WHAT YOU SHOULD DO>
Repeat the material exactly, leaving nothing out.

ENTRIES PROVIDED>

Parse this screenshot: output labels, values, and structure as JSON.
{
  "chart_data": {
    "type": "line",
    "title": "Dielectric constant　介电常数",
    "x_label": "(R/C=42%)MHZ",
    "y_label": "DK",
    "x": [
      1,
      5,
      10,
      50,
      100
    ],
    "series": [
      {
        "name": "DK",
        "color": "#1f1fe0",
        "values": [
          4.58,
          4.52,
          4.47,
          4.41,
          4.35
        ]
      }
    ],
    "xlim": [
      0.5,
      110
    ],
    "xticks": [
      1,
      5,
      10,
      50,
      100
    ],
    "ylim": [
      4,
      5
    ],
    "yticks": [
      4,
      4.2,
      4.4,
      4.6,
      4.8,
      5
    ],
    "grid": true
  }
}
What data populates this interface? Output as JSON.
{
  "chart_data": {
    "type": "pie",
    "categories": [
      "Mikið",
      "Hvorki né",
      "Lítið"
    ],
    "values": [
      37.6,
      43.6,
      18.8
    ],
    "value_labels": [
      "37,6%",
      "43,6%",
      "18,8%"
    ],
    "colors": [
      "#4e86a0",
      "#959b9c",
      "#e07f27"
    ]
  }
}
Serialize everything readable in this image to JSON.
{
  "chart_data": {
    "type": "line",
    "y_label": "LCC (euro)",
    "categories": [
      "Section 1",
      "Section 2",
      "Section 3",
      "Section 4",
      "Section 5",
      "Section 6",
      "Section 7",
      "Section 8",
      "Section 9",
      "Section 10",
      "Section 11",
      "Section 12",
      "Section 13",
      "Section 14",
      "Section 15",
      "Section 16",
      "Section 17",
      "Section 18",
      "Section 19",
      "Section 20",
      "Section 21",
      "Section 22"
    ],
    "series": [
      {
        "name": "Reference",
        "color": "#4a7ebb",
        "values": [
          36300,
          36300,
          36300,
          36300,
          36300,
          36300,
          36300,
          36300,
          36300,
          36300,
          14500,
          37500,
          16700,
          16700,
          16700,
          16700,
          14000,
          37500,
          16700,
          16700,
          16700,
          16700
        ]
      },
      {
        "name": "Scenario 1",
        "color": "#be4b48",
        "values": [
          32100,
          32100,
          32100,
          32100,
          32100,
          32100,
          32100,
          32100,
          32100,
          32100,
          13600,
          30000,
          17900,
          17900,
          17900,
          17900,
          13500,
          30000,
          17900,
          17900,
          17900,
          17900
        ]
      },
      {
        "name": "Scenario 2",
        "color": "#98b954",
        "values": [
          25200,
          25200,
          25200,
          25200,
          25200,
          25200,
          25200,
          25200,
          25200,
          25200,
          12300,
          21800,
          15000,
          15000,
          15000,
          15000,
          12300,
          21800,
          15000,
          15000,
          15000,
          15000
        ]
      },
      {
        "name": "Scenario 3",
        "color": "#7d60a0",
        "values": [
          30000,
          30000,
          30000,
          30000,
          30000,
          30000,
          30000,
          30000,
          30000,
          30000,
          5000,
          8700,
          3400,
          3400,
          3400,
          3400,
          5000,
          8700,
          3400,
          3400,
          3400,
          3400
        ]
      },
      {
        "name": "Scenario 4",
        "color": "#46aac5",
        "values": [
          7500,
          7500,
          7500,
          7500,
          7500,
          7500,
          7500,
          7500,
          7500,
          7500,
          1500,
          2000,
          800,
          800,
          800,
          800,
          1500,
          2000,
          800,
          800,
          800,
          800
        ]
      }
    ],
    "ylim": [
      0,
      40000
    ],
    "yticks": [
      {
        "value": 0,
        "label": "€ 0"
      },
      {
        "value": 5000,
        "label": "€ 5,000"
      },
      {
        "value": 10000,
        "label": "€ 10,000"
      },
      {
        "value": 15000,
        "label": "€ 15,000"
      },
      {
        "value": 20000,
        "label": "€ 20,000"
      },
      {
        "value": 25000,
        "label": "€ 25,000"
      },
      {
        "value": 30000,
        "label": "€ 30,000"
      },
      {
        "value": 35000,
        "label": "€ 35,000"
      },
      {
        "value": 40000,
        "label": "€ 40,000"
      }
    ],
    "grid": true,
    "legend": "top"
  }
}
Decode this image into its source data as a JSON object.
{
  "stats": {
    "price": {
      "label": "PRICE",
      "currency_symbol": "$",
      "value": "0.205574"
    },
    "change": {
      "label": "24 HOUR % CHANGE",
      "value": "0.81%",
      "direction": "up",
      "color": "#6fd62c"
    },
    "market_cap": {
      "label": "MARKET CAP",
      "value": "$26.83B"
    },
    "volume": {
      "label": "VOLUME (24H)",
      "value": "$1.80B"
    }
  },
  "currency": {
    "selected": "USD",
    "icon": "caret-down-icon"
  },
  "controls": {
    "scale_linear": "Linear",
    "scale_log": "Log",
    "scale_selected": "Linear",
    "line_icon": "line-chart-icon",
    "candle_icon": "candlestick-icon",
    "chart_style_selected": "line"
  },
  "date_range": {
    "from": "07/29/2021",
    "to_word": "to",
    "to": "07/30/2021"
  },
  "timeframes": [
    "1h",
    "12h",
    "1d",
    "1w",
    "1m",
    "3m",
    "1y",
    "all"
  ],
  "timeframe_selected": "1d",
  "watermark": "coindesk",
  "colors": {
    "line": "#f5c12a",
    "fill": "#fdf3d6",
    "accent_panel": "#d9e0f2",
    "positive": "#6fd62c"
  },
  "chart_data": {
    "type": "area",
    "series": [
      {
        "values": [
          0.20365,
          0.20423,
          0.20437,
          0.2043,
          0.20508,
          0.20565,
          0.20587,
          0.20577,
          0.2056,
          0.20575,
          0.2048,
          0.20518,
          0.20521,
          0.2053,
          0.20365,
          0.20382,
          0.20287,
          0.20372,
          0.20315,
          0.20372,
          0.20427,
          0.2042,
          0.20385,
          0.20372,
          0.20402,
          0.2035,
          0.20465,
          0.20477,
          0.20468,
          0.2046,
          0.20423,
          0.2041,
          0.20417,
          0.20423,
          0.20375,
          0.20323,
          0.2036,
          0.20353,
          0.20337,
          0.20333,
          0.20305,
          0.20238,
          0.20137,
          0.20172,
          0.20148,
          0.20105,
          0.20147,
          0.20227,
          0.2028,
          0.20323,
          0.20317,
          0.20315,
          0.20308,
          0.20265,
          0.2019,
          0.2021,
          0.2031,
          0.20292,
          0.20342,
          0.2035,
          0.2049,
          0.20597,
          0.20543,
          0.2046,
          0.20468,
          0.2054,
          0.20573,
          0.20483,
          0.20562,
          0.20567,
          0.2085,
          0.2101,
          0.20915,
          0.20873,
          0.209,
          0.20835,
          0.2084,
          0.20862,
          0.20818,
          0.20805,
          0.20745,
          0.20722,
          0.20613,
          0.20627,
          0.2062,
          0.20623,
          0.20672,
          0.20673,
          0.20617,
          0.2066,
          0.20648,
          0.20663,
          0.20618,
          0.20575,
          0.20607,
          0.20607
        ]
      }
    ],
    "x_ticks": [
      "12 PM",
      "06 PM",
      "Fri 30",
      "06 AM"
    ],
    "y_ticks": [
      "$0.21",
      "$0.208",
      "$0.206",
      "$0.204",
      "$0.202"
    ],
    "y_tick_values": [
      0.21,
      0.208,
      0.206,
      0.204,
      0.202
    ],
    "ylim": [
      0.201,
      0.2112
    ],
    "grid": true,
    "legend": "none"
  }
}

PROBLEM SOLUTION>
Parse this screenshot: output labels, values, and structure as JSON.
{
  "chart_data": {
    "type": "line",
    "title": "Dielectric constant　介电常数",
    "x_label": "(R/C=42%)MHZ",
    "y_label": "DK",
    "x": [
      1,
      5,
      10,
      50,
      100
    ],
    "series": [
      {
        "name": "DK",
        "color": "#1f1fe0",
        "values": [
          4.58,
          4.52,
          4.47,
          4.41,
          4.35
        ]
      }
    ],
    "xlim": [
      0.5,
      110
    ],
    "xticks": [
      1,
      5,
      10,
      50,
      100
    ],
    "ylim": [
      4,
      5
    ],
    "yticks": [
      4,
      4.2,
      4.4,
      4.6,
      4.8,
      5
    ],
    "grid": true
  }
}
What data populates this interface? Output as JSON.
{
  "chart_data": {
    "type": "pie",
    "categories": [
      "Mikið",
      "Hvorki né",
      "Lítið"
    ],
    "values": [
      37.6,
      43.6,
      18.8
    ],
    "value_labels": [
      "37,6%",
      "43,6%",
      "18,8%"
    ],
    "colors": [
      "#4e86a0",
      "#959b9c",
      "#e07f27"
    ]
  }
}
Serialize everything readable in this image to JSON.
{
  "chart_data": {
    "type": "line",
    "y_label": "LCC (euro)",
    "categories": [
      "Section 1",
      "Section 2",
      "Section 3",
      "Section 4",
      "Section 5",
      "Section 6",
      "Section 7",
      "Section 8",
      "Section 9",
      "Section 10",
      "Section 11",
      "Section 12",
      "Section 13",
      "Section 14",
      "Section 15",
      "Section 16",
      "Section 17",
      "Section 18",
      "Section 19",
      "Section 20",
      "Section 21",
      "Section 22"
    ],
    "series": [
      {
        "name": "Reference",
        "color": "#4a7ebb",
        "values": [
          36300,
          36300,
          36300,
          36300,
          36300,
          36300,
          36300,
          36300,
          36300,
          36300,
          14500,
          37500,
          16700,
          16700,
          16700,
          16700,
          14000,
          37500,
          16700,
          16700,
          16700,
          16700
        ]
      },
      {
        "name": "Scenario 1",
        "color": "#be4b48",
        "values": [
          32100,
          32100,
          32100,
          32100,
          32100,
          32100,
          32100,
          32100,
          32100,
          32100,
          13600,
          30000,
          17900,
          17900,
          17900,
          17900,
          13500,
          30000,
          17900,
          17900,
          17900,
          17900
        ]
      },
      {
        "name": "Scenario 2",
        "color": "#98b954",
        "values": [
          25200,
          25200,
          25200,
          25200,
          25200,
          25200,
          25200,
          25200,
          25200,
          25200,
          12300,
          21800,
          15000,
          15000,
          15000,
          15000,
          12300,
          21800,
          15000,
          15000,
          15000,
          15000
        ]
      },
      {
        "name": "Scenario 3",
        "color": "#7d60a0",
        "values": [
          30000,
          30000,
          30000,
          30000,
          30000,
          30000,
          30000,
          30000,
          30000,
          30000,
          5000,
          8700,
          3400,
          3400,
          3400,
          3400,
          5000,
          8700,
          3400,
          3400,
          3400,
          3400
        ]
      },
      {
        "name": "Scenario 4",
        "color": "#46aac5",
        "values": [
          7500,
          7500,
          7500,
          7500,
          7500,
          7500,
          7500,
          7500,
          7500,
          7500,
          1500,
          2000,
          800,
          800,
          800,
          800,
          1500,
          2000,
          800,
          800,
          800,
          800
        ]
      }
    ],
    "ylim": [
      0,
      40000
    ],
    "yticks": [
      {
        "value": 0,
        "label": "€ 0"
      },
      {
        "value": 5000,
        "label": "€ 5,000"
      },
      {
        "value": 10000,
        "label": "€ 10,000"
      },
      {
        "value": 15000,
        "label": "€ 15,000"
      },
      {
        "value": 20000,
        "label": "€ 20,000"
      },
      {
        "value": 25000,
        "label": "€ 25,000"
      },
      {
        "value": 30000,
        "label": "€ 30,000"
      },
      {
        "value": 35000,
        "label": "€ 35,000"
      },
      {
        "value": 40000,
        "label": "€ 40,000"
      }
    ],
    "grid": true,
    "legend": "top"
  }
}
Decode this image into its source data as a JSON object.
{
  "stats": {
    "price": {
      "label": "PRICE",
      "currency_symbol": "$",
      "value": "0.205574"
    },
    "change": {
      "label": "24 HOUR % CHANGE",
      "value": "0.81%",
      "direction": "up",
      "color": "#6fd62c"
    },
    "market_cap": {
      "label": "MARKET CAP",
      "value": "$26.83B"
    },
    "volume": {
      "label": "VOLUME (24H)",
      "value": "$1.80B"
    }
  },
  "currency": {
    "selected": "USD",
    "icon": "caret-down-icon"
  },
  "controls": {
    "scale_linear": "Linear",
    "scale_log": "Log",
    "scale_selected": "Linear",
    "line_icon": "line-chart-icon",
    "candle_icon": "candlestick-icon",
    "chart_style_selected": "line"
  },
  "date_range": {
    "from": "07/29/2021",
    "to_word": "to",
    "to": "07/30/2021"
  },
  "timeframes": [
    "1h",
    "12h",
    "1d",
    "1w",
    "1m",
    "3m",
    "1y",
    "all"
  ],
  "timeframe_selected": "1d",
  "watermark": "coindesk",
  "colors": {
    "line": "#f5c12a",
    "fill": "#fdf3d6",
    "accent_panel": "#d9e0f2",
    "positive": "#6fd62c"
  },
  "chart_data": {
    "type": "area",
    "series": [
      {
        "values": [
          0.20365,
          0.20423,
          0.20437,
          0.2043,
          0.20508,
          0.20565,
          0.20587,
          0.20577,
          0.2056,
          0.20575,
          0.2048,
          0.20518,
          0.20521,
          0.2053,
          0.20365,
          0.20382,
          0.20287,
          0.20372,
          0.20315,
          0.20372,
          0.20427,
          0.2042,
          0.20385,
          0.20372,
          0.20402,
          0.2035,
          0.20465,
          0.20477,
          0.20468,
          0.2046,
          0.20423,
          0.2041,
          0.20417,
          0.20423,
          0.20375,
          0.20323,
          0.2036,
          0.20353,
          0.20337,
          0.20333,
          0.20305,
          0.20238,
          0.20137,
          0.20172,
          0.20148,
          0.20105,
          0.20147,
          0.20227,
          0.2028,
          0.20323,
          0.20317,
          0.20315,
          0.20308,
          0.20265,
          0.2019,
          0.2021,
          0.2031,
          0.20292,
          0.20342,
          0.2035,
          0.2049,
          0.20597,
          0.20543,
          0.2046,
          0.20468,
          0.2054,
          0.20573,
          0.20483,
          0.20562,
          0.20567,
          0.2085,
          0.2101,
          0.20915,
          0.20873,
          0.209,
          0.20835,
          0.2084,
          0.20862,
          0.20818,
          0.20805,
          0.20745,
          0.20722,
          0.20613,
          0.20627,
          0.2062,
          0.20623,
          0.20672,
          0.20673,
          0.20617,
          0.2066,
          0.20648,
          0.20663,
          0.20618,
          0.20575,
          0.20607,
          0.20607
        ]
      }
    ],
    "x_ticks": [
      "12 PM",
      "06 PM",
      "Fri 30",
      "06 AM"
    ],
    "y_ticks": [
      "$0.21",
      "$0.208",
      "$0.206",
      "$0.204",
      "$0.202"
    ],
    "y_tick_values": [
      0.21,
      0.208,
      0.206,
      0.204,
      0.202
    ],
    "ylim": [
      0.201,
      0.2112
    ],
    "grid": true,
    "legend": "none"
  }
}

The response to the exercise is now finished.